-------- Material to process

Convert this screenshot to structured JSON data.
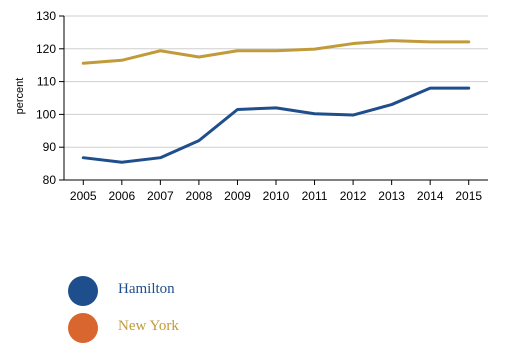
{
  "chart_data": {
    "type": "line",
    "ylabel": "percent",
    "xlabel": "",
    "title": "",
    "x": [
      "2005",
      "2006",
      "2007",
      "2008",
      "2009",
      "2010",
      "2011",
      "2012",
      "2013",
      "2014",
      "2015"
    ],
    "ylim": [
      80,
      130
    ],
    "yticks": [
      80,
      90,
      100,
      110,
      120,
      130
    ],
    "grid": true,
    "series": [
      {
        "name": "Hamilton",
        "color": "#1f4e8c",
        "values": [
          86.8,
          85.4,
          86.8,
          92.0,
          101.5,
          102.0,
          100.2,
          99.8,
          103.0,
          108.0,
          108.0
        ]
      },
      {
        "name": "New York",
        "color": "#c19a3a",
        "values": [
          115.6,
          116.5,
          119.4,
          117.5,
          119.4,
          119.4,
          119.9,
          121.6,
          122.5,
          122.1,
          122.1
        ]
      }
    ]
  },
  "legend": {
    "items": [
      {
        "label": "Hamilton",
        "dot_color": "#1f4e8c",
        "text_color": "#1f4e8c"
      },
      {
        "label": "New York",
        "dot_color": "#d9662f",
        "text_color": "#c19a3a"
      }
    ]
  }
}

----------------

## Aim
Make an exact copy of the listing above. Do not include the pictures.

## Correct answer
Convert this screenshot to structured JSON data.
{
  "chart_data": {
    "type": "line",
    "ylabel": "percent",
    "xlabel": "",
    "title": "",
    "x": [
      "2005",
      "2006",
      "2007",
      "2008",
      "2009",
      "2010",
      "2011",
      "2012",
      "2013",
      "2014",
      "2015"
    ],
    "ylim": [
      80,
      130
    ],
    "yticks": [
      80,
      90,
      100,
      110,
      120,
      130
    ],
    "grid": true,
    "series": [
      {
        "name": "Hamilton",
        "color": "#1f4e8c",
        "values": [
          86.8,
          85.4,
          86.8,
          92.0,
          101.5,
          102.0,
          100.2,
          99.8,
          103.0,
          108.0,
          108.0
        ]
      },
      {
        "name": "New York",
        "color": "#c19a3a",
        "values": [
          115.6,
          116.5,
          119.4,
          117.5,
          119.4,
          119.4,
          119.9,
          121.6,
          122.5,
          122.1,
          122.1
        ]
      }
    ]
  },
  "legend": {
    "items": [
      {
        "label": "Hamilton",
        "dot_color": "#1f4e8c",
        "text_color": "#1f4e8c"
      },
      {
        "label": "New York",
        "dot_color": "#d9662f",
        "text_color": "#c19a3a"
      }
    ]
  }
}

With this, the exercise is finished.